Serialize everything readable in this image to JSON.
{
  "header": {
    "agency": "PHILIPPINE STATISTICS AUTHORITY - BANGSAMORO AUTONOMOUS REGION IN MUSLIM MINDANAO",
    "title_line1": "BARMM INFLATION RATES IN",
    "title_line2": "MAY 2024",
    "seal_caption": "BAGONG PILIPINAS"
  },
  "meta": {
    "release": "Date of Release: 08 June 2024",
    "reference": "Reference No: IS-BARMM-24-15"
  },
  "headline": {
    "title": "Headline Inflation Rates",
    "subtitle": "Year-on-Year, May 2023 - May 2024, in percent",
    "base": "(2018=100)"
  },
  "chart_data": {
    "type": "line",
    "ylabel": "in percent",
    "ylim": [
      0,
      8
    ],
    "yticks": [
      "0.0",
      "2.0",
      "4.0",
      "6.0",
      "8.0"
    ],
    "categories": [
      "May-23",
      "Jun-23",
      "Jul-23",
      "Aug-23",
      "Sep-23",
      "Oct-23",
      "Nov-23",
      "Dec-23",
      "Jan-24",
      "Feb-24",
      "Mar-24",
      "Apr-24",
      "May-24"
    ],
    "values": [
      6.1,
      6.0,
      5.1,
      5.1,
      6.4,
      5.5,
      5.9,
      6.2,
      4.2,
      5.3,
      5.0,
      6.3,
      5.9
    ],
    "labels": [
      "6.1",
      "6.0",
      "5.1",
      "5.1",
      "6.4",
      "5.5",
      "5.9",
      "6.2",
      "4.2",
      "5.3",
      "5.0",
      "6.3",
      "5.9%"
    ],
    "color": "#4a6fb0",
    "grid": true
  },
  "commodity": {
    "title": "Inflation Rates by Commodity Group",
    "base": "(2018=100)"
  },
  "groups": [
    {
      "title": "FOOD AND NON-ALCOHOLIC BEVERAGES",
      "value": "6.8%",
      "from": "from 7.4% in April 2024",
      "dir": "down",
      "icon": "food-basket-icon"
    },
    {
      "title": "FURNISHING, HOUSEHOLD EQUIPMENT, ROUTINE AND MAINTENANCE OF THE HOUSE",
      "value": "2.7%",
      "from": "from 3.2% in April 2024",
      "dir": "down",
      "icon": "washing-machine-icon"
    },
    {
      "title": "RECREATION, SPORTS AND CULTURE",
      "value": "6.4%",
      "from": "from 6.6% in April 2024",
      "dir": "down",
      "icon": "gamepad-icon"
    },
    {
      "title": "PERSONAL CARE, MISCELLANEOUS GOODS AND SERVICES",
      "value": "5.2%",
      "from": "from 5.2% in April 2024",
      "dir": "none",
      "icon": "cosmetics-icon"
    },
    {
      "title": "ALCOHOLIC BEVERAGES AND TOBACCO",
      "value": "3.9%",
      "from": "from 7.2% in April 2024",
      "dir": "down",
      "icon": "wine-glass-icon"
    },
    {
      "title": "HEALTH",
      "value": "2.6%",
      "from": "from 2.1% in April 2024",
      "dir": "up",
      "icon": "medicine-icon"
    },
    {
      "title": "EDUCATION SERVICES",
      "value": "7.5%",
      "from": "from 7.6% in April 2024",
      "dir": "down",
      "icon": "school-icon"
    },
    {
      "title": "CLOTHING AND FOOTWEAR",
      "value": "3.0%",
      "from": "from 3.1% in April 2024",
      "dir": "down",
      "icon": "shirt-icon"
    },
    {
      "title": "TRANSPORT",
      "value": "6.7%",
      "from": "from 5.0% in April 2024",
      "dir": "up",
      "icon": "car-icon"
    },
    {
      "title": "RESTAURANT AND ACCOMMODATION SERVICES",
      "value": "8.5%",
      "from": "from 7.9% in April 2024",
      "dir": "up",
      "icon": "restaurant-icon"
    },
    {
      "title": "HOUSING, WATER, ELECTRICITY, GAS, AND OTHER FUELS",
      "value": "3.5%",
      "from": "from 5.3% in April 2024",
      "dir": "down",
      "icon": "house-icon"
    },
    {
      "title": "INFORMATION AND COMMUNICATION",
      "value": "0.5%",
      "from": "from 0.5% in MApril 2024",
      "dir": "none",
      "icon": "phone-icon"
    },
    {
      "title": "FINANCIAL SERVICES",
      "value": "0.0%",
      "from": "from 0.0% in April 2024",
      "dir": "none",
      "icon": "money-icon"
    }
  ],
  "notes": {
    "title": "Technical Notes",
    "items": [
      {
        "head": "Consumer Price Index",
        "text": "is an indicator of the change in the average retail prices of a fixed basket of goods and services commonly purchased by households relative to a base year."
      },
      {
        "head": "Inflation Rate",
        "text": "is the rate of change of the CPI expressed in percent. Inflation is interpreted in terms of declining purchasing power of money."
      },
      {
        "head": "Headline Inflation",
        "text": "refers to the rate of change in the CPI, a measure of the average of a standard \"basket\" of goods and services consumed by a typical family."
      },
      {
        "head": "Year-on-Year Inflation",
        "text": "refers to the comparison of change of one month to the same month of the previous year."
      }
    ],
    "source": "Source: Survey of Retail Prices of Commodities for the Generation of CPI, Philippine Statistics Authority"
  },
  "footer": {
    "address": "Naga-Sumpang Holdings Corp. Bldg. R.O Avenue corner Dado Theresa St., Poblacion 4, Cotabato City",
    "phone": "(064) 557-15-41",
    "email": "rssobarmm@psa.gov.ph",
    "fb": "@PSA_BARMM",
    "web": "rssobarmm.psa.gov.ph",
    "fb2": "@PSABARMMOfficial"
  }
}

================================

Restate each of the entries above verbatim.

# [ANSWER IN FULL]
Serialize everything readable in this image to JSON.
{
  "header": {
    "agency": "PHILIPPINE STATISTICS AUTHORITY - BANGSAMORO AUTONOMOUS REGION IN MUSLIM MINDANAO",
    "title_line1": "BARMM INFLATION RATES IN",
    "title_line2": "MAY 2024",
    "seal_caption": "BAGONG PILIPINAS"
  },
  "meta": {
    "release": "Date of Release: 08 June 2024",
    "reference": "Reference No: IS-BARMM-24-15"
  },
  "headline": {
    "title": "Headline Inflation Rates",
    "subtitle": "Year-on-Year, May 2023 - May 2024, in percent",
    "base": "(2018=100)"
  },
  "chart_data": {
    "type": "line",
    "ylabel": "in percent",
    "ylim": [
      0,
      8
    ],
    "yticks": [
      "0.0",
      "2.0",
      "4.0",
      "6.0",
      "8.0"
    ],
    "categories": [
      "May-23",
      "Jun-23",
      "Jul-23",
      "Aug-23",
      "Sep-23",
      "Oct-23",
      "Nov-23",
      "Dec-23",
      "Jan-24",
      "Feb-24",
      "Mar-24",
      "Apr-24",
      "May-24"
    ],
    "values": [
      6.1,
      6.0,
      5.1,
      5.1,
      6.4,
      5.5,
      5.9,
      6.2,
      4.2,
      5.3,
      5.0,
      6.3,
      5.9
    ],
    "labels": [
      "6.1",
      "6.0",
      "5.1",
      "5.1",
      "6.4",
      "5.5",
      "5.9",
      "6.2",
      "4.2",
      "5.3",
      "5.0",
      "6.3",
      "5.9%"
    ],
    "color": "#4a6fb0",
    "grid": true
  },
  "commodity": {
    "title": "Inflation Rates by Commodity Group",
    "base": "(2018=100)"
  },
  "groups": [
    {
      "title": "FOOD AND NON-ALCOHOLIC BEVERAGES",
      "value": "6.8%",
      "from": "from 7.4% in April 2024",
      "dir": "down",
      "icon": "food-basket-icon"
    },
    {
      "title": "FURNISHING, HOUSEHOLD EQUIPMENT, ROUTINE AND MAINTENANCE OF THE HOUSE",
      "value": "2.7%",
      "from": "from 3.2% in April 2024",
      "dir": "down",
      "icon": "washing-machine-icon"
    },
    {
      "title": "RECREATION, SPORTS AND CULTURE",
      "value": "6.4%",
      "from": "from 6.6% in April 2024",
      "dir": "down",
      "icon": "gamepad-icon"
    },
    {
      "title": "PERSONAL CARE, MISCELLANEOUS GOODS AND SERVICES",
      "value": "5.2%",
      "from": "from 5.2% in April 2024",
      "dir": "none",
      "icon": "cosmetics-icon"
    },
    {
      "title": "ALCOHOLIC BEVERAGES AND TOBACCO",
      "value": "3.9%",
      "from": "from 7.2% in April 2024",
      "dir": "down",
      "icon": "wine-glass-icon"
    },
    {
      "title": "HEALTH",
      "value": "2.6%",
      "from": "from 2.1% in April 2024",
      "dir": "up",
      "icon": "medicine-icon"
    },
    {
      "title": "EDUCATION SERVICES",
      "value": "7.5%",
      "from": "from 7.6% in April 2024",
      "dir": "down",
      "icon": "school-icon"
    },
    {
      "title": "CLOTHING AND FOOTWEAR",
      "value": "3.0%",
      "from": "from 3.1% in April 2024",
      "dir": "down",
      "icon": "shirt-icon"
    },
    {
      "title": "TRANSPORT",
      "value": "6.7%",
      "from": "from 5.0% in April 2024",
      "dir": "up",
      "icon": "car-icon"
    },
    {
      "title": "RESTAURANT AND ACCOMMODATION SERVICES",
      "value": "8.5%",
      "from": "from 7.9% in April 2024",
      "dir": "up",
      "icon": "restaurant-icon"
    },
    {
      "title": "HOUSING, WATER, ELECTRICITY, GAS, AND OTHER FUELS",
      "value": "3.5%",
      "from": "from 5.3% in April 2024",
      "dir": "down",
      "icon": "house-icon"
    },
    {
      "title": "INFORMATION AND COMMUNICATION",
      "value": "0.5%",
      "from": "from 0.5% in MApril 2024",
      "dir": "none",
      "icon": "phone-icon"
    },
    {
      "title": "FINANCIAL SERVICES",
      "value": "0.0%",
      "from": "from 0.0% in April 2024",
      "dir": "none",
      "icon": "money-icon"
    }
  ],
  "notes": {
    "title": "Technical Notes",
    "items": [
      {
        "head": "Consumer Price Index",
        "text": "is an indicator of the change in the average retail prices of a fixed basket of goods and services commonly purchased by households relative to a base year."
      },
      {
        "head": "Inflation Rate",
        "text": "is the rate of change of the CPI expressed in percent. Inflation is interpreted in terms of declining purchasing power of money."
      },
      {
        "head": "Headline Inflation",
        "text": "refers to the rate of change in the CPI, a measure of the average of a standard \"basket\" of goods and services consumed by a typical family."
      },
      {
        "head": "Year-on-Year Inflation",
        "text": "refers to the comparison of change of one month to the same month of the previous year."
      }
    ],
    "source": "Source: Survey of Retail Prices of Commodities for the Generation of CPI, Philippine Statistics Authority"
  },
  "footer": {
    "address": "Naga-Sumpang Holdings Corp. Bldg. R.O Avenue corner Dado Theresa St., Poblacion 4, Cotabato City",
    "phone": "(064) 557-15-41",
    "email": "rssobarmm@psa.gov.ph",
    "fb": "@PSA_BARMM",
    "web": "rssobarmm.psa.gov.ph",
    "fb2": "@PSABARMMOfficial"
  }
}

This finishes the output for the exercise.